>> START
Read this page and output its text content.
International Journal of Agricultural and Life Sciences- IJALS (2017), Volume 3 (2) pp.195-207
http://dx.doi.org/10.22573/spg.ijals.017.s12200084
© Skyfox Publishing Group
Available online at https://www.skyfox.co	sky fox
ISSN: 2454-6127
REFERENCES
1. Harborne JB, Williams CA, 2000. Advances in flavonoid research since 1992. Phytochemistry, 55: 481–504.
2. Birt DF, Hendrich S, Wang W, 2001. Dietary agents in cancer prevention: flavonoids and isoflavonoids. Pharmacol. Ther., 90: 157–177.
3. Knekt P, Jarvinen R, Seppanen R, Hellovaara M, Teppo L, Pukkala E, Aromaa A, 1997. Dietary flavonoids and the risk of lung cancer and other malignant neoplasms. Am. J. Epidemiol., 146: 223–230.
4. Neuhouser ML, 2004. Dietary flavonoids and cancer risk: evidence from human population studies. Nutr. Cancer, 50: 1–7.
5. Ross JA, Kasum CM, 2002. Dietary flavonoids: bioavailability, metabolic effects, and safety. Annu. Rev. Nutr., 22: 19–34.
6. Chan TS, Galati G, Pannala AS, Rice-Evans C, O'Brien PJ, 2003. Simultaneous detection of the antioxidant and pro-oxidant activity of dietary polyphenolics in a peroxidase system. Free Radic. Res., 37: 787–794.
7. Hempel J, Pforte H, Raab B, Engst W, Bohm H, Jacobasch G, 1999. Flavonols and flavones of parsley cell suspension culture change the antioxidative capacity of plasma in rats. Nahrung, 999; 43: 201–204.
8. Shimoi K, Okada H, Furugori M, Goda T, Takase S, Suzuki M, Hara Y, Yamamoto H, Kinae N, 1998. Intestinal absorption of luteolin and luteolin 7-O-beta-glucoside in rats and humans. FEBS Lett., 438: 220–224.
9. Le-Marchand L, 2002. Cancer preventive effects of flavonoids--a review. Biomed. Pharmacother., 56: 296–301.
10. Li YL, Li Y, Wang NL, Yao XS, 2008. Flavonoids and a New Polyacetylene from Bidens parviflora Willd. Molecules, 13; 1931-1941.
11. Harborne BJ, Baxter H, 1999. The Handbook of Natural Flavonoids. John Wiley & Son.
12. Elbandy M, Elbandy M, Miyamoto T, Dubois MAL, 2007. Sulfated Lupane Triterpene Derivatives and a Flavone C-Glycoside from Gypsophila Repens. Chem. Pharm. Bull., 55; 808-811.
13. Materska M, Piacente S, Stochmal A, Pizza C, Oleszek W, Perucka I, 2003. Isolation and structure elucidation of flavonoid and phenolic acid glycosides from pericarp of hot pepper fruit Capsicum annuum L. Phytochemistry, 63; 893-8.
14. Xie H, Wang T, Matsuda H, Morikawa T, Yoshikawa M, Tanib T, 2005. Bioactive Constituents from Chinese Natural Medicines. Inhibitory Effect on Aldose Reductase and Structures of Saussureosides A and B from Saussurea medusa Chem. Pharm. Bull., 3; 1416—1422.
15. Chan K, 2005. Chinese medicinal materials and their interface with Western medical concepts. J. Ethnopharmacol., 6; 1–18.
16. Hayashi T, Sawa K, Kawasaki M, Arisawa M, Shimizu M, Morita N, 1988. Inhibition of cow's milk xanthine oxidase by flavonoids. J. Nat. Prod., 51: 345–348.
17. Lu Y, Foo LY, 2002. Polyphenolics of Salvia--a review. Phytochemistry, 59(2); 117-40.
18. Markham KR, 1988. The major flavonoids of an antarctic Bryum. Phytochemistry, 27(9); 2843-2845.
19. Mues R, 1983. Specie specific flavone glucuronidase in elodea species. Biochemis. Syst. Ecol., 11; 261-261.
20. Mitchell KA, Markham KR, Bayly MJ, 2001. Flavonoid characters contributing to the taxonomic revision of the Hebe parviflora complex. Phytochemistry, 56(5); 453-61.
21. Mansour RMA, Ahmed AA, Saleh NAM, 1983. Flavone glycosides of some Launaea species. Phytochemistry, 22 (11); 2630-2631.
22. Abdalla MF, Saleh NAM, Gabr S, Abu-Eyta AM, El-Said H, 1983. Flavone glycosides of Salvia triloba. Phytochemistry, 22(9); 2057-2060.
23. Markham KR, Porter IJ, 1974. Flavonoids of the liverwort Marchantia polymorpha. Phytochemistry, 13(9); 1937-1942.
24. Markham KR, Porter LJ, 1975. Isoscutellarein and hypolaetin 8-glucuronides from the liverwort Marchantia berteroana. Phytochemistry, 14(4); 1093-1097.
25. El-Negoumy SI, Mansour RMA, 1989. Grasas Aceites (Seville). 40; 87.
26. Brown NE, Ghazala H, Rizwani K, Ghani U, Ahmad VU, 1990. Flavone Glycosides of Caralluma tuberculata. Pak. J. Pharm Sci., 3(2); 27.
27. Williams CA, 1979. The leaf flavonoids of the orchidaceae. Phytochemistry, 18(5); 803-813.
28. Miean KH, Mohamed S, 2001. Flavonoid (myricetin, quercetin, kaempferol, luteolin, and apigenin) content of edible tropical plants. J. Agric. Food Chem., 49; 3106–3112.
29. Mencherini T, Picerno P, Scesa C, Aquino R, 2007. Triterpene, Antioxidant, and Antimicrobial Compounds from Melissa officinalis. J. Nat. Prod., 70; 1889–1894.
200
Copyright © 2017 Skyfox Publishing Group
>> END
Problem to work on
Write out all the data again, exactly as it appears.

Answer to this task
Read this page and output its text content.
International Journal of Agricultural and Life Sciences- IJALS (2017), Volume 3 (2) pp.195-207
http://dx.doi.org/10.22573/spg.ijals.017.s12200084
© Skyfox Publishing Group
Available online at https://www.skyfox.co	sky fox
ISSN: 2454-6127
REFERENCES
1. Harborne JB, Williams CA, 2000. Advances in flavonoid research since 1992. Phytochemistry, 55: 481–504.
2. Birt DF, Hendrich S, Wang W, 2001. Dietary agents in cancer prevention: flavonoids and isoflavonoids. Pharmacol. Ther., 90: 157–177.
3. Knekt P, Jarvinen R, Seppanen R, Hellovaara M, Teppo L, Pukkala E, Aromaa A, 1997. Dietary flavonoids and the risk of lung cancer and other malignant neoplasms. Am. J. Epidemiol., 146: 223–230.
4. Neuhouser ML, 2004. Dietary flavonoids and cancer risk: evidence from human population studies. Nutr. Cancer, 50: 1–7.
5. Ross JA, Kasum CM, 2002. Dietary flavonoids: bioavailability, metabolic effects, and safety. Annu. Rev. Nutr., 22: 19–34.
6. Chan TS, Galati G, Pannala AS, Rice-Evans C, O'Brien PJ, 2003. Simultaneous detection of the antioxidant and pro-oxidant activity of dietary polyphenolics in a peroxidase system. Free Radic. Res., 37: 787–794.
7. Hempel J, Pforte H, Raab B, Engst W, Bohm H, Jacobasch G, 1999. Flavonols and flavones of parsley cell suspension culture change the antioxidative capacity of plasma in rats. Nahrung, 999; 43: 201–204.
8. Shimoi K, Okada H, Furugori M, Goda T, Takase S, Suzuki M, Hara Y, Yamamoto H, Kinae N, 1998. Intestinal absorption of luteolin and luteolin 7-O-beta-glucoside in rats and humans. FEBS Lett., 438: 220–224.
9. Le-Marchand L, 2002. Cancer preventive effects of flavonoids--a review. Biomed. Pharmacother., 56: 296–301.
10. Li YL, Li Y, Wang NL, Yao XS, 2008. Flavonoids and a New Polyacetylene from Bidens parviflora Willd. Molecules, 13; 1931-1941.
11. Harborne BJ, Baxter H, 1999. The Handbook of Natural Flavonoids. John Wiley & Son.
12. Elbandy M, Elbandy M, Miyamoto T, Dubois MAL, 2007. Sulfated Lupane Triterpene Derivatives and a Flavone C-Glycoside from Gypsophila Repens. Chem. Pharm. Bull., 55; 808-811.
13. Materska M, Piacente S, Stochmal A, Pizza C, Oleszek W, Perucka I, 2003. Isolation and structure elucidation of flavonoid and phenolic acid glycosides from pericarp of hot pepper fruit Capsicum annuum L. Phytochemistry, 63; 893-8.
14. Xie H, Wang T, Matsuda H, Morikawa T, Yoshikawa M, Tanib T, 2005. Bioactive Constituents from Chinese Natural Medicines. Inhibitory Effect on Aldose Reductase and Structures of Saussureosides A and B from Saussurea medusa Chem. Pharm. Bull., 3; 1416—1422.
15. Chan K, 2005. Chinese medicinal materials and their interface with Western medical concepts. J. Ethnopharmacol., 6; 1–18.
16. Hayashi T, Sawa K, Kawasaki M, Arisawa M, Shimizu M, Morita N, 1988. Inhibition of cow's milk xanthine oxidase by flavonoids. J. Nat. Prod., 51: 345–348.
17. Lu Y, Foo LY, 2002. Polyphenolics of Salvia--a review. Phytochemistry, 59(2); 117-40.
18. Markham KR, 1988. The major flavonoids of an antarctic Bryum. Phytochemistry, 27(9); 2843-2845.
19. Mues R, 1983. Specie specific flavone glucuronidase in elodea species. Biochemis. Syst. Ecol., 11; 261-261.
20. Mitchell KA, Markham KR, Bayly MJ, 2001. Flavonoid characters contributing to the taxonomic revision of the Hebe parviflora complex. Phytochemistry, 56(5); 453-61.
21. Mansour RMA, Ahmed AA, Saleh NAM, 1983. Flavone glycosides of some Launaea species. Phytochemistry, 22 (11); 2630-2631.
22. Abdalla MF, Saleh NAM, Gabr S, Abu-Eyta AM, El-Said H, 1983. Flavone glycosides of Salvia triloba. Phytochemistry, 22(9); 2057-2060.
23. Markham KR, Porter IJ, 1974. Flavonoids of the liverwort Marchantia polymorpha. Phytochemistry, 13(9); 1937-1942.
24. Markham KR, Porter LJ, 1975. Isoscutellarein and hypolaetin 8-glucuronides from the liverwort Marchantia berteroana. Phytochemistry, 14(4); 1093-1097.
25. El-Negoumy SI, Mansour RMA, 1989. Grasas Aceites (Seville). 40; 87.
26. Brown NE, Ghazala H, Rizwani K, Ghani U, Ahmad VU, 1990. Flavone Glycosides of Caralluma tuberculata. Pak. J. Pharm Sci., 3(2); 27.
27. Williams CA, 1979. The leaf flavonoids of the orchidaceae. Phytochemistry, 18(5); 803-813.
28. Miean KH, Mohamed S, 2001. Flavonoid (myricetin, quercetin, kaempferol, luteolin, and apigenin) content of edible tropical plants. J. Agric. Food Chem., 49; 3106–3112.
29. Mencherini T, Picerno P, Scesa C, Aquino R, 2007. Triterpene, Antioxidant, and Antimicrobial Compounds from Melissa officinalis. J. Nat. Prod., 70; 1889–1894.
200
Copyright © 2017 Skyfox Publishing Group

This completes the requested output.